▶ PROBLEM
Repeat the whole of the data, keeping every detail the same.
____________
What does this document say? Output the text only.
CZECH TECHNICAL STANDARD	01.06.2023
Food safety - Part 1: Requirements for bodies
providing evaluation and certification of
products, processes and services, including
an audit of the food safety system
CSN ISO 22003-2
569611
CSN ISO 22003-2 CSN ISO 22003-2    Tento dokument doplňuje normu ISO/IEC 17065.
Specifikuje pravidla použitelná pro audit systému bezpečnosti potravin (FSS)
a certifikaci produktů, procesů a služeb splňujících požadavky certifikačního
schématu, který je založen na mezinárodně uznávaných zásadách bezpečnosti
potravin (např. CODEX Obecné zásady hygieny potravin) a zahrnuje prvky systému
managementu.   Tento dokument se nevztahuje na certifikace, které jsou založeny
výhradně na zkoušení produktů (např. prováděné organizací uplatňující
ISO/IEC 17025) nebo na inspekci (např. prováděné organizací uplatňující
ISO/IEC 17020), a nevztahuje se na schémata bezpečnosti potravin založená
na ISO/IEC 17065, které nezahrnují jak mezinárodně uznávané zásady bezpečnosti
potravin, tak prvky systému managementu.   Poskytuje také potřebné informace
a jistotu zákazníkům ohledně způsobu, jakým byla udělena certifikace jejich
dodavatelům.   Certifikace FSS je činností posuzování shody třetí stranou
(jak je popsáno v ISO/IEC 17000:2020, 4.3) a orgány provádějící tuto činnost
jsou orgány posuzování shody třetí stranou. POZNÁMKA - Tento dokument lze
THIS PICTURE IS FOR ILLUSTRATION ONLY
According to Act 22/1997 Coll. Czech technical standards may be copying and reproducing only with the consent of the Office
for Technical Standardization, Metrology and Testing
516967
____________
▶ ANSWER
What does this document say? Output the text only.
CZECH TECHNICAL STANDARD	01.06.2023
Food safety - Part 1: Requirements for bodies
providing evaluation and certification of
products, processes and services, including
an audit of the food safety system
CSN ISO 22003-2
569611
CSN ISO 22003-2 CSN ISO 22003-2    Tento dokument doplňuje normu ISO/IEC 17065.
Specifikuje pravidla použitelná pro audit systému bezpečnosti potravin (FSS)
a certifikaci produktů, procesů a služeb splňujících požadavky certifikačního
schématu, který je založen na mezinárodně uznávaných zásadách bezpečnosti
potravin (např. CODEX Obecné zásady hygieny potravin) a zahrnuje prvky systému
managementu.   Tento dokument se nevztahuje na certifikace, které jsou založeny
výhradně na zkoušení produktů (např. prováděné organizací uplatňující
ISO/IEC 17025) nebo na inspekci (např. prováděné organizací uplatňující
ISO/IEC 17020), a nevztahuje se na schémata bezpečnosti potravin založená
na ISO/IEC 17065, které nezahrnují jak mezinárodně uznávané zásady bezpečnosti
potravin, tak prvky systému managementu.   Poskytuje také potřebné informace
a jistotu zákazníkům ohledně způsobu, jakým byla udělena certifikace jejich
dodavatelům.   Certifikace FSS je činností posuzování shody třetí stranou
(jak je popsáno v ISO/IEC 17000:2020, 4.3) a orgány provádějící tuto činnost
jsou orgány posuzování shody třetí stranou. POZNÁMKA - Tento dokument lze
THIS PICTURE IS FOR ILLUSTRATION ONLY
According to Act 22/1997 Coll. Czech technical standards may be copying and reproducing only with the consent of the Office
for Technical Standardization, Metrology and Testing
516967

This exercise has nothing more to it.